● SET TASK: Pictures do not belong in the copy; transcribe everything else in the records exactly.

● SOURCE DATA:
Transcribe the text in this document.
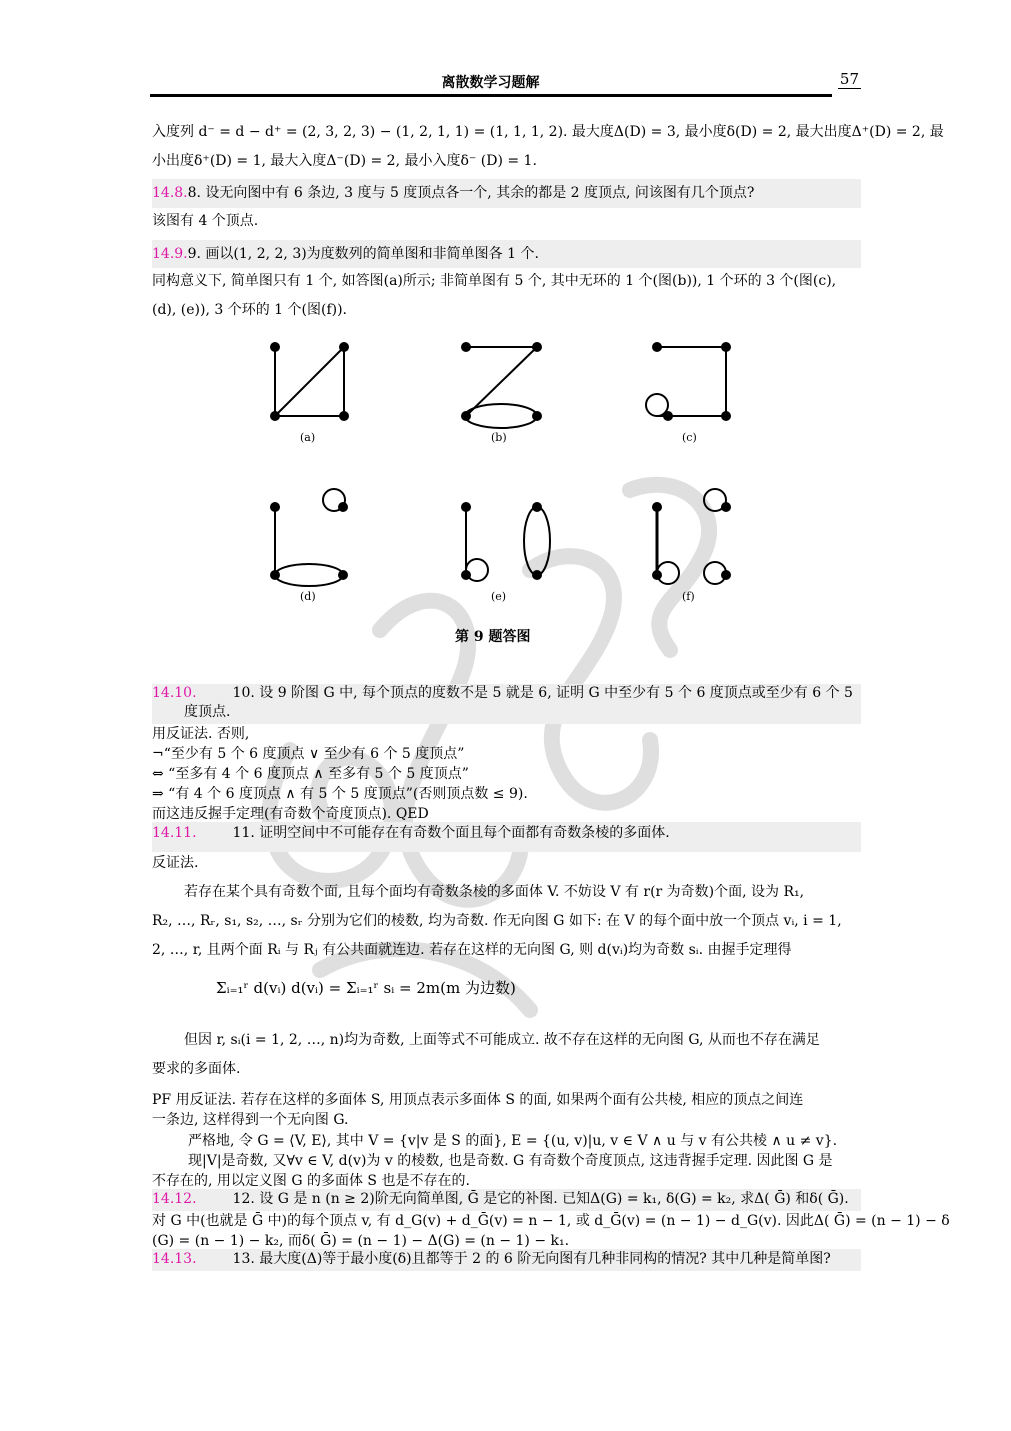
离散数学习题解	57
入度列 d⁻ = d − d⁺ = (2, 3, 2, 3) − (1, 2, 1, 1) = (1, 1, 1, 2). 最大度Δ(D) = 3, 最小度δ(D) = 2, 最大出度Δ⁺(D) = 2, 最
小出度δ⁺(D) = 1, 最大入度Δ⁻(D) = 2, 最小入度δ⁻ (D) = 1.
14.8.8. 设无向图中有 6 条边, 3 度与 5 度顶点各一个, 其余的都是 2 度顶点, 问该图有几个顶点?
该图有 4 个顶点.
14.9.9. 画以(1, 2, 2, 3)为度数列的简单图和非简单图各 1 个.
同构意义下, 简单图只有 1 个, 如答图(a)所示; 非简单图有 5 个, 其中无环的 1 个(图(b)), 1 个环的 3 个(图(c),
(d), (e)), 3 个环的 1 个(图(f)).
14.10.	10. 设 9 阶图 G 中, 每个顶点的度数不是 5 就是 6, 证明 G 中至少有 5 个 6 度顶点或至少有 6 个 5
度顶点.
用反证法. 否则,
¬“至少有 5 个 6 度顶点 ∨ 至少有 6 个 5 度顶点”
⇔ “至多有 4 个 6 度顶点 ∧ 至多有 5 个 5 度顶点”
⇒ “有 4 个 6 度顶点 ∧ 有 5 个 5 度顶点”(否则顶点数 ≤ 9).
而这违反握手定理(有奇数个奇度顶点). QED
14.11.	11. 证明空间中不可能存在有奇数个面且每个面都有奇数条棱的多面体.
反证法.
若存在某个具有奇数个面, 且每个面均有奇数条棱的多面体 V. 不妨设 V 有 r(r 为奇数)个面, 设为 R₁,
R₂, …, Rᵣ, s₁, s₂, …, sᵣ 分别为它们的棱数, 均为奇数. 作无向图 G 如下: 在 V 的每个面中放一个顶点 vᵢ, i = 1,
2, …, r, 且两个面 Rᵢ 与 Rⱼ 有公共面就连边. 若存在这样的无向图 G, 则 d(vᵢ)均为奇数 sᵢ. 由握手定理得
但因 r, sᵢ(i = 1, 2, …, n)均为奇数, 上面等式不可能成立. 故不存在这样的无向图 G, 从而也不存在满足
要求的多面体.
PF 用反证法. 若存在这样的多面体 S, 用顶点表示多面体 S 的面, 如果两个面有公共棱, 相应的顶点之间连
一条边, 这样得到一个无向图 G.
严格地, 令 G = ⟨V, E⟩, 其中 V = {v|v 是 S 的面}, E = {(u, v)|u, v ∈ V ∧ u 与 v 有公共棱 ∧ u ≠ v}.
现|V|是奇数, 又∀v ∈ V, d(v)为 v 的棱数, 也是奇数. G 有奇数个奇度顶点, 这违背握手定理. 因此图 G 是
不存在的, 用以定义图 G 的多面体 S 也是不存在的.
14.12.	12. 设 G 是 n (n ≥ 2)阶无向简单图, Ḡ 是它的补图. 已知Δ(G) = k₁, δ(G) = k₂, 求Δ( Ḡ) 和δ( Ḡ).
对 G 中(也就是 Ḡ 中)的每个顶点 v, 有 d_G(v) + d_Ḡ(v) = n − 1, 或 d_Ḡ(v) = (n − 1) − d_G(v). 因此Δ( Ḡ) = (n − 1) − δ
(G) = (n − 1) − k₂, 而δ( Ḡ) = (n − 1) − Δ(G) = (n − 1) − k₁.
14.13.	13. 最大度(Δ)等于最小度(δ)且都等于 2 的 6 阶无向图有几种非同构的情况? 其中几种是简单图?
Σᵢ₌₁ʳ d(vᵢ) d(vᵢ) = Σᵢ₌₁ʳ sᵢ = 2m(m 为边数)
(a)	(b)	(c)
(d)	(e)	(f)
第 9 题答图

● EXPECTED OUTPUT:
Transcribe the text in this document.
离散数学习题解	57
入度列 d⁻ = d − d⁺ = (2, 3, 2, 3) − (1, 2, 1, 1) = (1, 1, 1, 2). 最大度Δ(D) = 3, 最小度δ(D) = 2, 最大出度Δ⁺(D) = 2, 最
小出度δ⁺(D) = 1, 最大入度Δ⁻(D) = 2, 最小入度δ⁻ (D) = 1.
14.8.8. 设无向图中有 6 条边, 3 度与 5 度顶点各一个, 其余的都是 2 度顶点, 问该图有几个顶点?
该图有 4 个顶点.
14.9.9. 画以(1, 2, 2, 3)为度数列的简单图和非简单图各 1 个.
同构意义下, 简单图只有 1 个, 如答图(a)所示; 非简单图有 5 个, 其中无环的 1 个(图(b)), 1 个环的 3 个(图(c),
(d), (e)), 3 个环的 1 个(图(f)).
14.10.	10. 设 9 阶图 G 中, 每个顶点的度数不是 5 就是 6, 证明 G 中至少有 5 个 6 度顶点或至少有 6 个 5
度顶点.
用反证法. 否则,
¬“至少有 5 个 6 度顶点 ∨ 至少有 6 个 5 度顶点”
⇔ “至多有 4 个 6 度顶点 ∧ 至多有 5 个 5 度顶点”
⇒ “有 4 个 6 度顶点 ∧ 有 5 个 5 度顶点”(否则顶点数 ≤ 9).
而这违反握手定理(有奇数个奇度顶点). QED
14.11.	11. 证明空间中不可能存在有奇数个面且每个面都有奇数条棱的多面体.
反证法.
若存在某个具有奇数个面, 且每个面均有奇数条棱的多面体 V. 不妨设 V 有 r(r 为奇数)个面, 设为 R₁,
R₂, …, Rᵣ, s₁, s₂, …, sᵣ 分别为它们的棱数, 均为奇数. 作无向图 G 如下: 在 V 的每个面中放一个顶点 vᵢ, i = 1,
2, …, r, 且两个面 Rᵢ 与 Rⱼ 有公共面就连边. 若存在这样的无向图 G, 则 d(vᵢ)均为奇数 sᵢ. 由握手定理得
但因 r, sᵢ(i = 1, 2, …, n)均为奇数, 上面等式不可能成立. 故不存在这样的无向图 G, 从而也不存在满足
要求的多面体.
PF 用反证法. 若存在这样的多面体 S, 用顶点表示多面体 S 的面, 如果两个面有公共棱, 相应的顶点之间连
一条边, 这样得到一个无向图 G.
严格地, 令 G = ⟨V, E⟩, 其中 V = {v|v 是 S 的面}, E = {(u, v)|u, v ∈ V ∧ u 与 v 有公共棱 ∧ u ≠ v}.
现|V|是奇数, 又∀v ∈ V, d(v)为 v 的棱数, 也是奇数. G 有奇数个奇度顶点, 这违背握手定理. 因此图 G 是
不存在的, 用以定义图 G 的多面体 S 也是不存在的.
14.12.	12. 设 G 是 n (n ≥ 2)阶无向简单图, Ḡ 是它的补图. 已知Δ(G) = k₁, δ(G) = k₂, 求Δ( Ḡ) 和δ( Ḡ).
对 G 中(也就是 Ḡ 中)的每个顶点 v, 有 d_G(v) + d_Ḡ(v) = n − 1, 或 d_Ḡ(v) = (n − 1) − d_G(v). 因此Δ( Ḡ) = (n − 1) − δ
(G) = (n − 1) − k₂, 而δ( Ḡ) = (n − 1) − Δ(G) = (n − 1) − k₁.
14.13.	13. 最大度(Δ)等于最小度(δ)且都等于 2 的 6 阶无向图有几种非同构的情况? 其中几种是简单图?
Σᵢ₌₁ʳ d(vᵢ) d(vᵢ) = Σᵢ₌₁ʳ sᵢ = 2m(m 为边数)
(a)	(b)	(c)
(d)	(e)	(f)
第 9 题答图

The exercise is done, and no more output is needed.